EXERCISE BRIEF:
Restate the entries word for word, omitting nothing.

DATA SHOWN:
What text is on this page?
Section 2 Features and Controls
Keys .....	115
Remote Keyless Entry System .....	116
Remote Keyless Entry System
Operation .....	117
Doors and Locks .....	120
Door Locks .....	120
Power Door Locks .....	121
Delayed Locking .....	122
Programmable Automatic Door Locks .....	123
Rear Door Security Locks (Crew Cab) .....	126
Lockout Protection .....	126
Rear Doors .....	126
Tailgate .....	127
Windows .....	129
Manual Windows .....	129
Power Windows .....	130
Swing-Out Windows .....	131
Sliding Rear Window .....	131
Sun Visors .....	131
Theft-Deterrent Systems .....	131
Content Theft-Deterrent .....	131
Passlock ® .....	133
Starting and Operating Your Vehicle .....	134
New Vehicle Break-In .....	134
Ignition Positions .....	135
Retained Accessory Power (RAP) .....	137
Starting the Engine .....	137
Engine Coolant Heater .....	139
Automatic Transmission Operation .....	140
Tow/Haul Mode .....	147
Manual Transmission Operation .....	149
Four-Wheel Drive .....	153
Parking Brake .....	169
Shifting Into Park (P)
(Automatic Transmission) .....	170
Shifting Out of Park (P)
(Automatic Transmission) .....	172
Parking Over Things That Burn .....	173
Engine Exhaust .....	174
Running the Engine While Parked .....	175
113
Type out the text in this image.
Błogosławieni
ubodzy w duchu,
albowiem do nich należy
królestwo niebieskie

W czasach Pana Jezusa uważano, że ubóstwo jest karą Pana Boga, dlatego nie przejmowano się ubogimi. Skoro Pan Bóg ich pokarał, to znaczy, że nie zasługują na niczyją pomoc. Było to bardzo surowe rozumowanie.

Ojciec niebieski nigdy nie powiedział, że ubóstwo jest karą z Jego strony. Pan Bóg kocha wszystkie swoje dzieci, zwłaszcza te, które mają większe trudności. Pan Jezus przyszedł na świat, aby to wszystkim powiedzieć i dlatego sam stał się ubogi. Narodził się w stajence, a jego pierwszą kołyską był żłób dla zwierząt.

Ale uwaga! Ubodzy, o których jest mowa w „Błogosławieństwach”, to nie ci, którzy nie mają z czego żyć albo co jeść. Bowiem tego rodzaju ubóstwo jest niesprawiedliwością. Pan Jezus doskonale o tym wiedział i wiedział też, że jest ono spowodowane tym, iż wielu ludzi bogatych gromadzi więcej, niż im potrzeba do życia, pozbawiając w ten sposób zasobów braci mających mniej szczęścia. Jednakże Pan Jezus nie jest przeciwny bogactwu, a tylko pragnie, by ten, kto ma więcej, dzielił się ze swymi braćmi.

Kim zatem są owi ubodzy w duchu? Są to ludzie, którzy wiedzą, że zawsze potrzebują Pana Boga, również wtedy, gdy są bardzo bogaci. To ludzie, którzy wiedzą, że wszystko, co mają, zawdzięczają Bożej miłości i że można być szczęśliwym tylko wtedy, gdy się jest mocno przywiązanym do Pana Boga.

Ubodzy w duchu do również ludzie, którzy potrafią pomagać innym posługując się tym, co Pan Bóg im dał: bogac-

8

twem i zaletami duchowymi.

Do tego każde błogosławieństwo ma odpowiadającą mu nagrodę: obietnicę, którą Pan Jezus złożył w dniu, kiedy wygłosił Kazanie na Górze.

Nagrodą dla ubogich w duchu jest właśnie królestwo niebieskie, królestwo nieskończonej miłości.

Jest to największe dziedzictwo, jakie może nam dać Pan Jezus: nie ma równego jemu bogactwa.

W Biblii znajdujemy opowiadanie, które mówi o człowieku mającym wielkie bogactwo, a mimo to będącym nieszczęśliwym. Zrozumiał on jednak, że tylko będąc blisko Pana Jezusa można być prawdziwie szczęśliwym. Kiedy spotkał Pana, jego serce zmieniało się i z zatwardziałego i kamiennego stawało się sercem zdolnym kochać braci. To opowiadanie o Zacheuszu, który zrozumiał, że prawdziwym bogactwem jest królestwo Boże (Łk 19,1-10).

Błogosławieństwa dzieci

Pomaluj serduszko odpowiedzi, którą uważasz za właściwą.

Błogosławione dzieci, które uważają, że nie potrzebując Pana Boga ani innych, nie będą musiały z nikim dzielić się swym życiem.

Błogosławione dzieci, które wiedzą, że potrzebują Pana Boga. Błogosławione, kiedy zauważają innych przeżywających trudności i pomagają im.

THE SOLUTION:
What text is on this page?
Section 2 Features and Controls
Keys .....	115
Remote Keyless Entry System .....	116
Remote Keyless Entry System
Operation .....	117
Doors and Locks .....	120
Door Locks .....	120
Power Door Locks .....	121
Delayed Locking .....	122
Programmable Automatic Door Locks .....	123
Rear Door Security Locks (Crew Cab) .....	126
Lockout Protection .....	126
Rear Doors .....	126
Tailgate .....	127
Windows .....	129
Manual Windows .....	129
Power Windows .....	130
Swing-Out Windows .....	131
Sliding Rear Window .....	131
Sun Visors .....	131
Theft-Deterrent Systems .....	131
Content Theft-Deterrent .....	131
Passlock ® .....	133
Starting and Operating Your Vehicle .....	134
New Vehicle Break-In .....	134
Ignition Positions .....	135
Retained Accessory Power (RAP) .....	137
Starting the Engine .....	137
Engine Coolant Heater .....	139
Automatic Transmission Operation .....	140
Tow/Haul Mode .....	147
Manual Transmission Operation .....	149
Four-Wheel Drive .....	153
Parking Brake .....	169
Shifting Into Park (P)
(Automatic Transmission) .....	170
Shifting Out of Park (P)
(Automatic Transmission) .....	172
Parking Over Things That Burn .....	173
Engine Exhaust .....	174
Running the Engine While Parked .....	175
113
Type out the text in this image.
Błogosławieni
ubodzy w duchu,
albowiem do nich należy
królestwo niebieskie

W czasach Pana Jezusa uważano, że ubóstwo jest karą Pana Boga, dlatego nie przejmowano się ubogimi. Skoro Pan Bóg ich pokarał, to znaczy, że nie zasługują na niczyją pomoc. Było to bardzo surowe rozumowanie.

Ojciec niebieski nigdy nie powiedział, że ubóstwo jest karą z Jego strony. Pan Bóg kocha wszystkie swoje dzieci, zwłaszcza te, które mają większe trudności. Pan Jezus przyszedł na świat, aby to wszystkim powiedzieć i dlatego sam stał się ubogi. Narodził się w stajence, a jego pierwszą kołyską był żłób dla zwierząt.

Ale uwaga! Ubodzy, o których jest mowa w „Błogosławieństwach”, to nie ci, którzy nie mają z czego żyć albo co jeść. Bowiem tego rodzaju ubóstwo jest niesprawiedliwością. Pan Jezus doskonale o tym wiedział i wiedział też, że jest ono spowodowane tym, iż wielu ludzi bogatych gromadzi więcej, niż im potrzeba do życia, pozbawiając w ten sposób zasobów braci mających mniej szczęścia. Jednakże Pan Jezus nie jest przeciwny bogactwu, a tylko pragnie, by ten, kto ma więcej, dzielił się ze swymi braćmi.

Kim zatem są owi ubodzy w duchu? Są to ludzie, którzy wiedzą, że zawsze potrzebują Pana Boga, również wtedy, gdy są bardzo bogaci. To ludzie, którzy wiedzą, że wszystko, co mają, zawdzięczają Bożej miłości i że można być szczęśliwym tylko wtedy, gdy się jest mocno przywiązanym do Pana Boga.

Ubodzy w duchu do również ludzie, którzy potrafią pomagać innym posługując się tym, co Pan Bóg im dał: bogac-

8

twem i zaletami duchowymi.

Do tego każde błogosławieństwo ma odpowiadającą mu nagrodę: obietnicę, którą Pan Jezus złożył w dniu, kiedy wygłosił Kazanie na Górze.

Nagrodą dla ubogich w duchu jest właśnie królestwo niebieskie, królestwo nieskończonej miłości.

Jest to największe dziedzictwo, jakie może nam dać Pan Jezus: nie ma równego jemu bogactwa.

W Biblii znajdujemy opowiadanie, które mówi o człowieku mającym wielkie bogactwo, a mimo to będącym nieszczęśliwym. Zrozumiał on jednak, że tylko będąc blisko Pana Jezusa można być prawdziwie szczęśliwym. Kiedy spotkał Pana, jego serce zmieniało się i z zatwardziałego i kamiennego stawało się sercem zdolnym kochać braci. To opowiadanie o Zacheuszu, który zrozumiał, że prawdziwym bogactwem jest królestwo Boże (Łk 19,1-10).

Błogosławieństwa dzieci

Pomaluj serduszko odpowiedzi, którą uważasz za właściwą.

Błogosławione dzieci, które uważają, że nie potrzebując Pana Boga ani innych, nie będą musiały z nikim dzielić się swym życiem.

Błogosławione dzieci, które wiedzą, że potrzebują Pana Boga. Błogosławione, kiedy zauważają innych przeżywających trudności i pomagają im.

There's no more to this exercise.